* **Task description**
Extract every line that contains the string "title".

* **Source records**
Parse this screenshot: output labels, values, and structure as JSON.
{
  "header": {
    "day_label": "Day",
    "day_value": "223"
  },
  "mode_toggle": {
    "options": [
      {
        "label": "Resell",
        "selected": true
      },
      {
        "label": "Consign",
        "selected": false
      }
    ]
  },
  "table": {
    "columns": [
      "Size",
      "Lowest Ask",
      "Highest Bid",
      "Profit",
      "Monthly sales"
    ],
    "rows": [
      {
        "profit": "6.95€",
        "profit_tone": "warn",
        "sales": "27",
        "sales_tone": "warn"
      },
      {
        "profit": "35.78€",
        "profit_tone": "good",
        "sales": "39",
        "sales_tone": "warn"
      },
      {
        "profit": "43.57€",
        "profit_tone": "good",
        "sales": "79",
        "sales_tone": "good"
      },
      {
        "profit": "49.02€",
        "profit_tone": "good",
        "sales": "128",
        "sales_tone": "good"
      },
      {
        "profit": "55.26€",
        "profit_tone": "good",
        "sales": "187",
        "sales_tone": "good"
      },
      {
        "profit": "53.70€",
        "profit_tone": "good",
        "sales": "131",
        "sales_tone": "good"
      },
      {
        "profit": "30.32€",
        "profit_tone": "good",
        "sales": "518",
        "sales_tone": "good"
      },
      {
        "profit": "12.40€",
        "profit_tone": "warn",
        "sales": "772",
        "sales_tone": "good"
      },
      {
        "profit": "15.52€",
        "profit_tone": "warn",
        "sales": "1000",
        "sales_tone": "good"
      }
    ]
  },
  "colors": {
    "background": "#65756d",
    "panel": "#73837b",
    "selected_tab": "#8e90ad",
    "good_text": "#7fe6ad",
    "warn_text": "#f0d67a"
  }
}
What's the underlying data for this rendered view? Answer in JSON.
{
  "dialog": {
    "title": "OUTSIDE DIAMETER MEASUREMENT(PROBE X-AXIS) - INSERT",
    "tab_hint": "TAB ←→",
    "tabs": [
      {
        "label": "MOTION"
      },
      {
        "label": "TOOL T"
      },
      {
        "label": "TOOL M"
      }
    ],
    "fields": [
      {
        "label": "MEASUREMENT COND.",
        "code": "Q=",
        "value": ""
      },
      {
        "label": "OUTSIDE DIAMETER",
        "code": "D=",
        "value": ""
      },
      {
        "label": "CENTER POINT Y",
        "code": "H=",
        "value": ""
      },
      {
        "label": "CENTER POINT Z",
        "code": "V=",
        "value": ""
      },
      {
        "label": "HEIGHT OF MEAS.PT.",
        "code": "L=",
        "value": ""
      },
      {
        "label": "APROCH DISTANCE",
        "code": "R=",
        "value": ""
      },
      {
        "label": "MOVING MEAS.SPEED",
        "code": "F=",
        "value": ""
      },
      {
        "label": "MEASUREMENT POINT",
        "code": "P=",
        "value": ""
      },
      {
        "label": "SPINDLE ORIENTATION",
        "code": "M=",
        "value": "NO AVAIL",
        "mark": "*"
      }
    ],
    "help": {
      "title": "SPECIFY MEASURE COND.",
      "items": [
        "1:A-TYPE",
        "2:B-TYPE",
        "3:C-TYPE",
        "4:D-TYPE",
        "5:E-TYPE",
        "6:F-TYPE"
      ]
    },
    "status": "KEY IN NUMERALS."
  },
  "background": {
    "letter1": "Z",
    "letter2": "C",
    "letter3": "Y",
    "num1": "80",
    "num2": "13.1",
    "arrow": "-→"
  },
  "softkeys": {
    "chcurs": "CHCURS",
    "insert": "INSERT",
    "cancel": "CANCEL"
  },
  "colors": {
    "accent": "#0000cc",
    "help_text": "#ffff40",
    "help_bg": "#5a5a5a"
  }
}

* **Worked answer**
    "title": "OUTSIDE DIAMETER MEASUREMENT(PROBE X-AXIS) - INSERT",
      "title": "SPECIFY MEASURE COND.",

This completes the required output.